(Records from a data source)
▬▬▬▬▬▬▬▬▬▬

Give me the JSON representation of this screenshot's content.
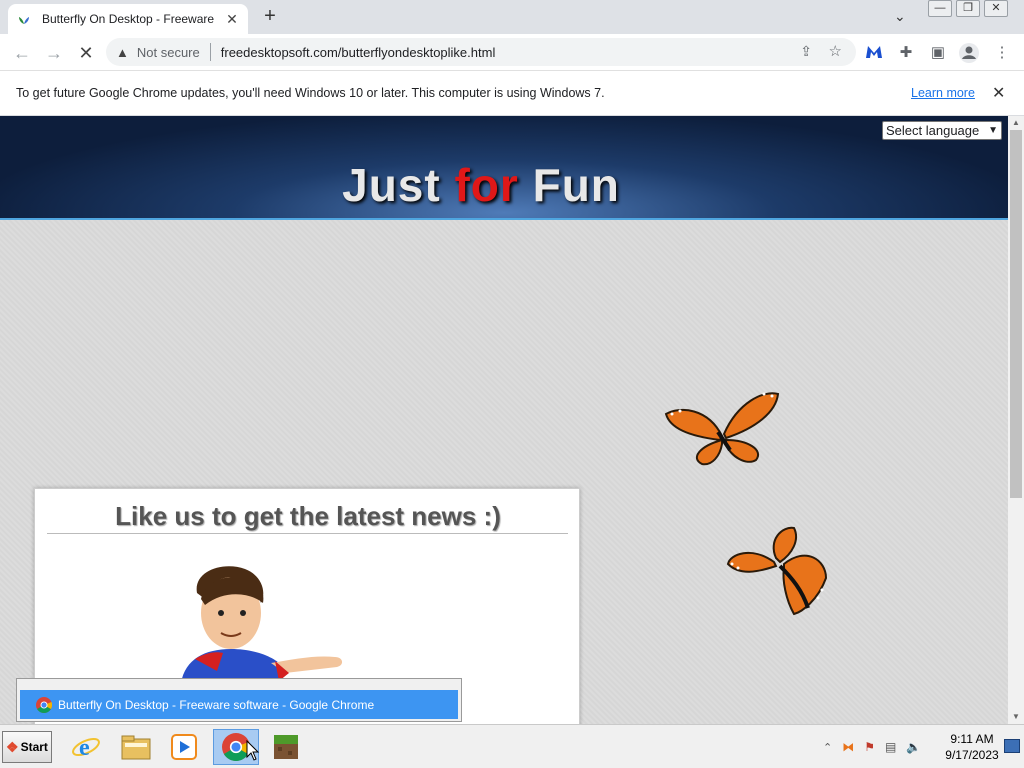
{
  "browser": {
    "tab_title": "Butterfly On Desktop - Freeware",
    "tab_close": "✕",
    "new_tab": "+",
    "tab_list": "⌄",
    "address_security": "Not secure",
    "address_url": "freedesktopsoft.com/butterflyondesktoplike.html"
  },
  "infobar": {
    "message": "To get future Google Chrome updates, you'll need Windows 10 or later. This computer is using Windows 7.",
    "link": "Learn more",
    "close": "✕"
  },
  "page": {
    "banner_words": [
      "Just",
      "for",
      "Fun"
    ],
    "language_select": "Select language",
    "card_heading": "Like us to get the latest news :)"
  },
  "tooltip": {
    "label": "Butterfly On Desktop - Freeware software - Google Chrome"
  },
  "taskbar": {
    "start_label": "Start",
    "clock_time": "9:11 AM",
    "clock_date": "9/17/2023"
  },
  "colors": {
    "banner_red": "#e01818",
    "butterfly_orange": "#e8731a",
    "link_blue": "#1a73e8",
    "taskbar_highlight": "#3d95f2"
  }
}
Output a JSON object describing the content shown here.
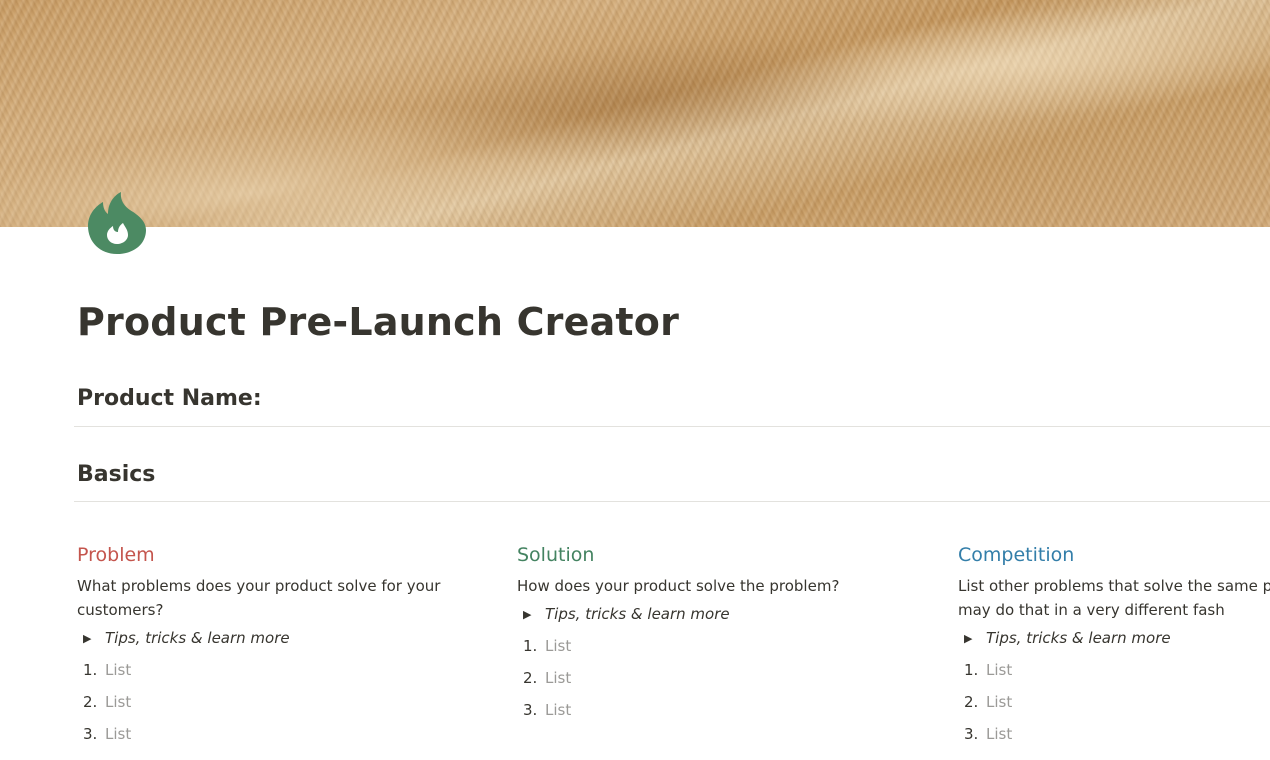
{
  "page": {
    "title": "Product Pre-Launch Creator",
    "icon": "flame-icon",
    "icon_color": "#4c8a63"
  },
  "sections": {
    "product_name_heading": "Product Name:",
    "basics_heading": "Basics"
  },
  "columns": [
    {
      "heading": "Problem",
      "color": "#c4554d",
      "description": "What problems does your product solve for your customers?",
      "toggle_label": "Tips, tricks & learn more",
      "list": [
        {
          "number": "1.",
          "placeholder": "List"
        },
        {
          "number": "2.",
          "placeholder": "List"
        },
        {
          "number": "3.",
          "placeholder": "List"
        }
      ]
    },
    {
      "heading": "Solution",
      "color": "#448361",
      "description": "How does your product solve the problem?",
      "toggle_label": "Tips, tricks & learn more",
      "list": [
        {
          "number": "1.",
          "placeholder": "List"
        },
        {
          "number": "2.",
          "placeholder": "List"
        },
        {
          "number": "3.",
          "placeholder": "List"
        }
      ]
    },
    {
      "heading": "Competition",
      "color": "#337ea9",
      "description": "List other problems that solve the same prob that they may do that in a very different fash",
      "toggle_label": "Tips, tricks & learn more",
      "list": [
        {
          "number": "1.",
          "placeholder": "List"
        },
        {
          "number": "2.",
          "placeholder": "List"
        },
        {
          "number": "3.",
          "placeholder": "List"
        }
      ]
    }
  ],
  "glyphs": {
    "toggle_collapsed": "▶"
  }
}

▬▬▬▬▬▬▬▬▬▬

TASK PROMPT: Return the full material word for word. Do not include the pictures.

SOLUTION FOR THIS EXERCISE:
Give me the JSON representation of this screenshot's content.
{
  "browser": {
    "tab_title": "Butterfly On Desktop - Freeware",
    "tab_close": "✕",
    "new_tab": "+",
    "tab_list": "⌄",
    "address_security": "Not secure",
    "address_url": "freedesktopsoft.com/butterflyondesktoplike.html"
  },
  "infobar": {
    "message": "To get future Google Chrome updates, you'll need Windows 10 or later. This computer is using Windows 7.",
    "link": "Learn more",
    "close": "✕"
  },
  "page": {
    "banner_words": [
      "Just",
      "for",
      "Fun"
    ],
    "language_select": "Select language",
    "card_heading": "Like us to get the latest news :)"
  },
  "tooltip": {
    "label": "Butterfly On Desktop - Freeware software - Google Chrome"
  },
  "taskbar": {
    "start_label": "Start",
    "clock_time": "9:11 AM",
    "clock_date": "9/17/2023"
  },
  "colors": {
    "banner_red": "#e01818",
    "butterfly_orange": "#e8731a",
    "link_blue": "#1a73e8",
    "taskbar_highlight": "#3d95f2"
  }
}
Output a JSON object describing the content shown here.
{
  "page": {
    "title": "Product Pre-Launch Creator",
    "icon": "flame-icon",
    "icon_color": "#4c8a63"
  },
  "sections": {
    "product_name_heading": "Product Name:",
    "basics_heading": "Basics"
  },
  "columns": [
    {
      "heading": "Problem",
      "color": "#c4554d",
      "description": "What problems does your product solve for your customers?",
      "toggle_label": "Tips, tricks & learn more",
      "list": [
        {
          "number": "1.",
          "placeholder": "List"
        },
        {
          "number": "2.",
          "placeholder": "List"
        },
        {
          "number": "3.",
          "placeholder": "List"
        }
      ]
    },
    {
      "heading": "Solution",
      "color": "#448361",
      "description": "How does your product solve the problem?",
      "toggle_label": "Tips, tricks & learn more",
      "list": [
        {
          "number": "1.",
          "placeholder": "List"
        },
        {
          "number": "2.",
          "placeholder": "List"
        },
        {
          "number": "3.",
          "placeholder": "List"
        }
      ]
    },
    {
      "heading": "Competition",
      "color": "#337ea9",
      "description": "List other problems that solve the same prob that they may do that in a very different fash",
      "toggle_label": "Tips, tricks & learn more",
      "list": [
        {
          "number": "1.",
          "placeholder": "List"
        },
        {
          "number": "2.",
          "placeholder": "List"
        },
        {
          "number": "3.",
          "placeholder": "List"
        }
      ]
    }
  ],
  "glyphs": {
    "toggle_collapsed": "▶"
  }
}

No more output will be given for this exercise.